Extract every line of the entries below that contains the string "Prime".

===== Listed records

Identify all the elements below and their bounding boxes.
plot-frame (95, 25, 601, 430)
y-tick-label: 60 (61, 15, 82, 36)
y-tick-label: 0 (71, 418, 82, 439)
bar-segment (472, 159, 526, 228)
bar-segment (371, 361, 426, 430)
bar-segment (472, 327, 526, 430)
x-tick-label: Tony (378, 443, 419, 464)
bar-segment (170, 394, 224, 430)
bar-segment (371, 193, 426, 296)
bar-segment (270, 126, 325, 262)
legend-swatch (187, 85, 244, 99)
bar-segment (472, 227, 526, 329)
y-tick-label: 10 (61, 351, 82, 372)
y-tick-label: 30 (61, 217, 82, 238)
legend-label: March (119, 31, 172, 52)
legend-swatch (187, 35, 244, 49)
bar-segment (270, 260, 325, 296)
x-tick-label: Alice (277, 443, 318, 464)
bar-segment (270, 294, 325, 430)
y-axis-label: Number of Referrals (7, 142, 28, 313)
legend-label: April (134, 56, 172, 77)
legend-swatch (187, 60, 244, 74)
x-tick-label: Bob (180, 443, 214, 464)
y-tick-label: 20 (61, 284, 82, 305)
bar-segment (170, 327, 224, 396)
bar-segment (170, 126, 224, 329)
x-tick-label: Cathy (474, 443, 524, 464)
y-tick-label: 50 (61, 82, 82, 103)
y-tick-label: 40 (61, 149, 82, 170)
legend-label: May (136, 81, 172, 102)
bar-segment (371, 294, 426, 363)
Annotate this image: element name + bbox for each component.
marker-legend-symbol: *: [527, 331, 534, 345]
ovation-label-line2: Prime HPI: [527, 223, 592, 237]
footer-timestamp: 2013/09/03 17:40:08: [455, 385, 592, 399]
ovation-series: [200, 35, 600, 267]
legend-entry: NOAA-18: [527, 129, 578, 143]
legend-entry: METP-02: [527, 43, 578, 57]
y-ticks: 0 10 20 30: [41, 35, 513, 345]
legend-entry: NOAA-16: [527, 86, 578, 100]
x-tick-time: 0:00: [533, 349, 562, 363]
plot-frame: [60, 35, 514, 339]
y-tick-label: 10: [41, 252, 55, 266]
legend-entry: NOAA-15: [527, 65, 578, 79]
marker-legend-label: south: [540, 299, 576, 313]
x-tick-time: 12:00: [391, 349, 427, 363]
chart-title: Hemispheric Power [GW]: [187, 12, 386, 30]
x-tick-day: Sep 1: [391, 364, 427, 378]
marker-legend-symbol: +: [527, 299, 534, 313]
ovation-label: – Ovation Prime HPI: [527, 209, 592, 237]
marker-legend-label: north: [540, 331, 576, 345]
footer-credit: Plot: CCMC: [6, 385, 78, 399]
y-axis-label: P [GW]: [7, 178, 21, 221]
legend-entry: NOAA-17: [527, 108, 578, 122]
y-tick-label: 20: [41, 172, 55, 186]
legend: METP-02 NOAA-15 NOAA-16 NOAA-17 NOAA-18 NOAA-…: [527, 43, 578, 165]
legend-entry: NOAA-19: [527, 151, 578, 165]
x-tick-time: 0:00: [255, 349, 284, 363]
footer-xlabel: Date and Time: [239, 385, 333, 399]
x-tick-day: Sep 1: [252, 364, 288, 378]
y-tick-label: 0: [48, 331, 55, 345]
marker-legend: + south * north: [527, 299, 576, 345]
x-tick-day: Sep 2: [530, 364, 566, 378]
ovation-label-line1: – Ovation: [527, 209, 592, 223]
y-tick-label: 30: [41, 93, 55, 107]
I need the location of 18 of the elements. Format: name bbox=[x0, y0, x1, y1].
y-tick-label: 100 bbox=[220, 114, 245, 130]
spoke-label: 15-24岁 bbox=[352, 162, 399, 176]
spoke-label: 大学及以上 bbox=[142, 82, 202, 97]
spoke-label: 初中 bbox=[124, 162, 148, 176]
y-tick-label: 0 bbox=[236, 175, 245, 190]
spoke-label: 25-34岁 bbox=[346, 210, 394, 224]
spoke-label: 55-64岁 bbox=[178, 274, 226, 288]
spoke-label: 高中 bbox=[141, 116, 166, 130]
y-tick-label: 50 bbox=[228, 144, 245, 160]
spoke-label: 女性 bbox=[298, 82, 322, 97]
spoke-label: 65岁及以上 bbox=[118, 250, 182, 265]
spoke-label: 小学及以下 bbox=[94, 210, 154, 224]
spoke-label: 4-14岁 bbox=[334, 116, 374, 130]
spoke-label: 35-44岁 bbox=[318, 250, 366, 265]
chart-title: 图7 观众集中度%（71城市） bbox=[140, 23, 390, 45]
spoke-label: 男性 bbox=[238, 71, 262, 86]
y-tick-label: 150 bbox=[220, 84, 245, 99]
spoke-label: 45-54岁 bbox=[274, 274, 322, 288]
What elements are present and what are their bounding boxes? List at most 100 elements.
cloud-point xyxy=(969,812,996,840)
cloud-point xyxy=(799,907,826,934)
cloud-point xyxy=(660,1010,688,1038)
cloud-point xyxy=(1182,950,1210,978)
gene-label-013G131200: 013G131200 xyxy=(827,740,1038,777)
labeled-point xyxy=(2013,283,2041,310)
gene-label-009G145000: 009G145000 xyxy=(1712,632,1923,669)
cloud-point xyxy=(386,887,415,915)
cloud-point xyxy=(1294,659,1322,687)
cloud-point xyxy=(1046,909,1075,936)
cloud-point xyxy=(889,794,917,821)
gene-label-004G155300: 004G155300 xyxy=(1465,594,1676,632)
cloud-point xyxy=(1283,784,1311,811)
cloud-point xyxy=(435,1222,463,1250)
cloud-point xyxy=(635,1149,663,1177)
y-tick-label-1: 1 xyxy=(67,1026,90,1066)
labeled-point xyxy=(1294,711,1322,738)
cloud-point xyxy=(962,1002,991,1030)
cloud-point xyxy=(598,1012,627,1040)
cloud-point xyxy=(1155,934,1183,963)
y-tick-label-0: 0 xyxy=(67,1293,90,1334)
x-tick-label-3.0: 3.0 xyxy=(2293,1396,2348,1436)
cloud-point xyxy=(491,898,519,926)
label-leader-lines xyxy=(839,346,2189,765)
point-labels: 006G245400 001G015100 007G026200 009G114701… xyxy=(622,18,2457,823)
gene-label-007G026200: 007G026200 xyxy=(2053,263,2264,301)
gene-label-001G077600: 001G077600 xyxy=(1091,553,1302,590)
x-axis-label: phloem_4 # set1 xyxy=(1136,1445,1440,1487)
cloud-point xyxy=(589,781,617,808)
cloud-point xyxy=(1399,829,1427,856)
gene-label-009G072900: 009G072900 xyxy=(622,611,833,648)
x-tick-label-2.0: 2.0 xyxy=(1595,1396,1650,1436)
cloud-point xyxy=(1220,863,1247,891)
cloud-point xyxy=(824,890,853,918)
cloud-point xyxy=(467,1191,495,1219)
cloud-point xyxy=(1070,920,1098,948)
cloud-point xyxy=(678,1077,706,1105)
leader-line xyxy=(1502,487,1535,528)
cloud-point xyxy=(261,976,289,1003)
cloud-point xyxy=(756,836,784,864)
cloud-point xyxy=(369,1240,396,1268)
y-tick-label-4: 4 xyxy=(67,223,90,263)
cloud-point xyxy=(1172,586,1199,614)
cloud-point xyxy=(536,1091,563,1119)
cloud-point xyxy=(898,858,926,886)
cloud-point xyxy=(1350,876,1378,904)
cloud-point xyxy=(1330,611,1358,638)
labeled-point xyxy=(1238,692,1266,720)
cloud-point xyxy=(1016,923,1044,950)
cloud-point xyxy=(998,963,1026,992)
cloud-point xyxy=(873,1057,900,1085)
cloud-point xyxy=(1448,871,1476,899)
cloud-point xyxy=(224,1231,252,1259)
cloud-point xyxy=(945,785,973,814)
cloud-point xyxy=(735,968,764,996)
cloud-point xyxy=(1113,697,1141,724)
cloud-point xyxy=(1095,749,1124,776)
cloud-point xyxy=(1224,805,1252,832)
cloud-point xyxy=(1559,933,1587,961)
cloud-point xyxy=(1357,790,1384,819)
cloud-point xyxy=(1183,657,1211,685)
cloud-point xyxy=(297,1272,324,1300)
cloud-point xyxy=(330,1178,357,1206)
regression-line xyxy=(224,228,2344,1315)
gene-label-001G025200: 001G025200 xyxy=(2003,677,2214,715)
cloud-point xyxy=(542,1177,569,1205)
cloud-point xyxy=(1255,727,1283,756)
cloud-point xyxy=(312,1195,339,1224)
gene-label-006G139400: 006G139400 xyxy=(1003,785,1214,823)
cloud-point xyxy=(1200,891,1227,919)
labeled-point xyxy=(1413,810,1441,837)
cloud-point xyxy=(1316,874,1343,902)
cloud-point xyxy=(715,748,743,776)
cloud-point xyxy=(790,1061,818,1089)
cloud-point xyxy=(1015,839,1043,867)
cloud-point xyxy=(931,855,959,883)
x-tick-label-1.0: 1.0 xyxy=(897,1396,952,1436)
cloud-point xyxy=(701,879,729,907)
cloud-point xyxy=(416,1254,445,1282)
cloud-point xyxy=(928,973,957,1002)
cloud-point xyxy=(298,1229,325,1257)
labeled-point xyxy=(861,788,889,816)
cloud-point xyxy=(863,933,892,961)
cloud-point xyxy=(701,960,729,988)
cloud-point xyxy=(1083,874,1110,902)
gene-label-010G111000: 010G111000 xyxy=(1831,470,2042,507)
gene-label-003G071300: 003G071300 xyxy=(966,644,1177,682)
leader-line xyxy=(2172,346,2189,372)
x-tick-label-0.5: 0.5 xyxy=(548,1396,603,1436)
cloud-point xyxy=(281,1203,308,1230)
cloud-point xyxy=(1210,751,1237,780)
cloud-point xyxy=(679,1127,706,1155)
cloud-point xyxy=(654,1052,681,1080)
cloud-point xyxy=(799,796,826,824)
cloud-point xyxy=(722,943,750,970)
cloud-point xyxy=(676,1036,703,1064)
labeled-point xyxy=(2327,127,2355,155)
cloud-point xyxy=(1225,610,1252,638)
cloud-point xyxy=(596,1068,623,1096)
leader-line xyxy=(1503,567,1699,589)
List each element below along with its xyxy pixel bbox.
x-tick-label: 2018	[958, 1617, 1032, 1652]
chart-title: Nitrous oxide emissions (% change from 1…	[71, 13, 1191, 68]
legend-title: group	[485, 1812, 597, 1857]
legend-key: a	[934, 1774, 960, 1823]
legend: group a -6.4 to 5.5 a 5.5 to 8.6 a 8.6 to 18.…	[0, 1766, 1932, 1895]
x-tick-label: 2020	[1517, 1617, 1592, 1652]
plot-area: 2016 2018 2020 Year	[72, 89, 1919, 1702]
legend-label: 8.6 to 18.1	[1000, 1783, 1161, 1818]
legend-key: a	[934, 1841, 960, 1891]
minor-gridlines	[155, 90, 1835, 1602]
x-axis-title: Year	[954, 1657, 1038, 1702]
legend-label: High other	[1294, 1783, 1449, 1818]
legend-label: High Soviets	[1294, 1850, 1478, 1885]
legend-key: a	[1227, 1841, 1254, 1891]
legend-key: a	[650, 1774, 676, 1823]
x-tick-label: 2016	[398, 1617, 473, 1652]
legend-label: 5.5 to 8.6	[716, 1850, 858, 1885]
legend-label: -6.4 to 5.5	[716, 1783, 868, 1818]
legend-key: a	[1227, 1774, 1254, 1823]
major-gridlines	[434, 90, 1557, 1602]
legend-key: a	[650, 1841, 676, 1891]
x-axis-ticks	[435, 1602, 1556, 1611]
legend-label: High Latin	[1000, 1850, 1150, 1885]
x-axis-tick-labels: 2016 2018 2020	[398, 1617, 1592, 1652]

==========

◆ **Exercise output**
ovation-label-line2: Prime HPI: [527, 223, 592, 237]
ovation-label: – Ovation Prime HPI: [527, 209, 592, 237]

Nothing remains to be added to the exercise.